WRITTEN INSTRUCTION: Gather from the material every line that contains the string "不加标点".

DATASET RECORDS:

________________________________________

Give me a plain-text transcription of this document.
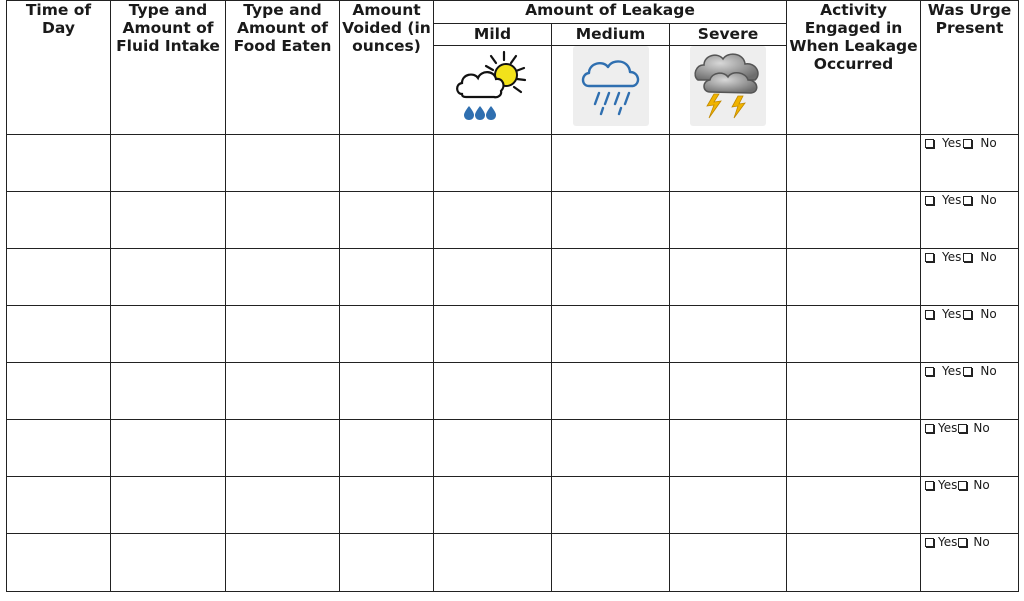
Time of Day	Type and Amount of Fluid Intake	Type and Amount of Food Eaten	Amount Voided (in ounces)	Amount of Leakage			Activity Engaged in When Leakage Occurred	Was Urge Present
				Mild	Medium	Severe		

								Yes No

								Yes No

								Yes No

								Yes No

								Yes No

								Yes No

								Yes No

								Yes No
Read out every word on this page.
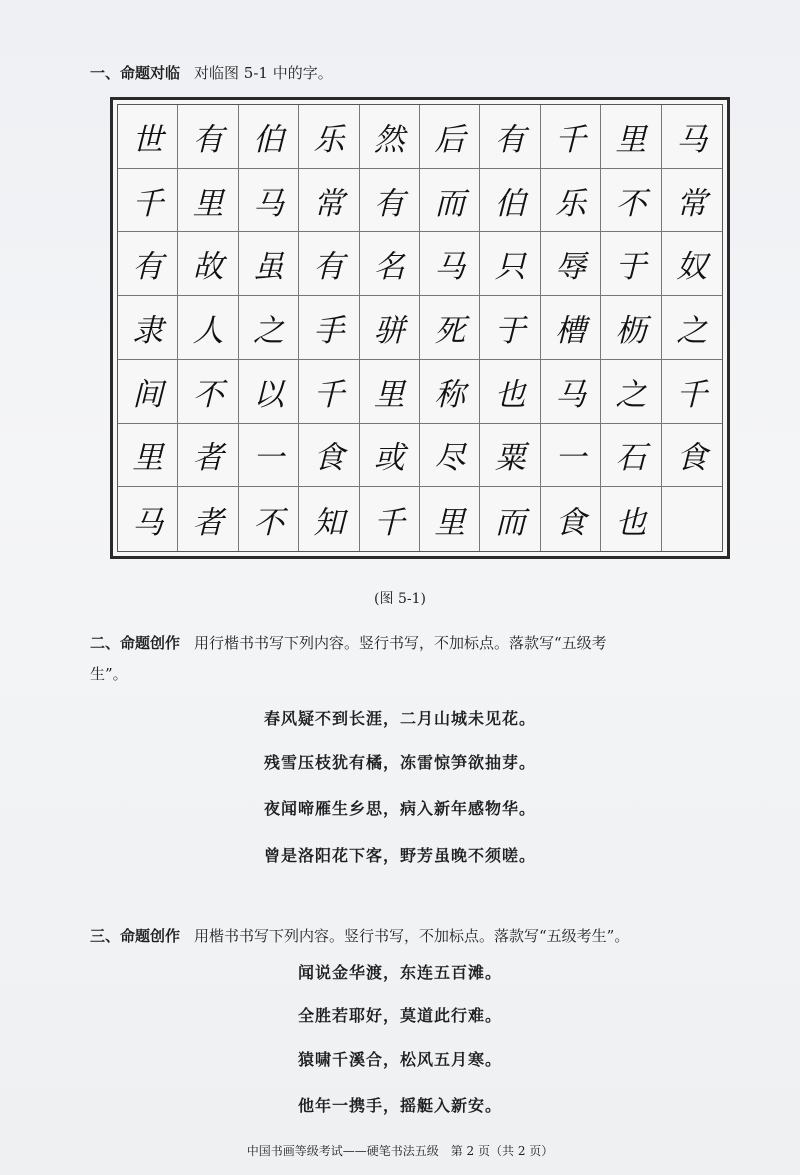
一、命题对临 对临图 5-1 中的字。
世 有 伯 乐 然 后 有 千 里 马
千 里 马 常 有 而 伯 乐 不 常
有 故 虽 有 名 马 只 辱 于 奴
隶 人 之 手 骈 死 于 槽 枥 之
间 不 以 千 里 称 也 马 之 千
里 者 一 食 或 尽 粟 一 石 食
马 者 不 知 千 里 而 食 也
(图 5-1)
二、命题创作 用行楷书书写下列内容。竖行书写，不加标点。落款写“五级考
生”。
春风疑不到长涯，二月山城未见花。
残雪压枝犹有橘，冻雷惊笋欲抽芽。
夜闻啼雁生乡思，病入新年感物华。
曾是洛阳花下客，野芳虽晚不须嗟。
三、命题创作 用楷书书写下列内容。竖行书写，不加标点。落款写“五级考生”。
闻说金华渡，东连五百滩。
全胜若耶好，莫道此行难。
猿啸千溪合，松风五月寒。
他年一携手，摇艇入新安。
中国书画等级考试——硬笔书法五级　第 2 页（共 2 页）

________________________________________

TASK SOLUTION:
二、命题创作 用行楷书书写下列内容。竖行书写，不加标点。落款写“五级考
三、命题创作 用楷书书写下列内容。竖行书写，不加标点。落款写“五级考生”。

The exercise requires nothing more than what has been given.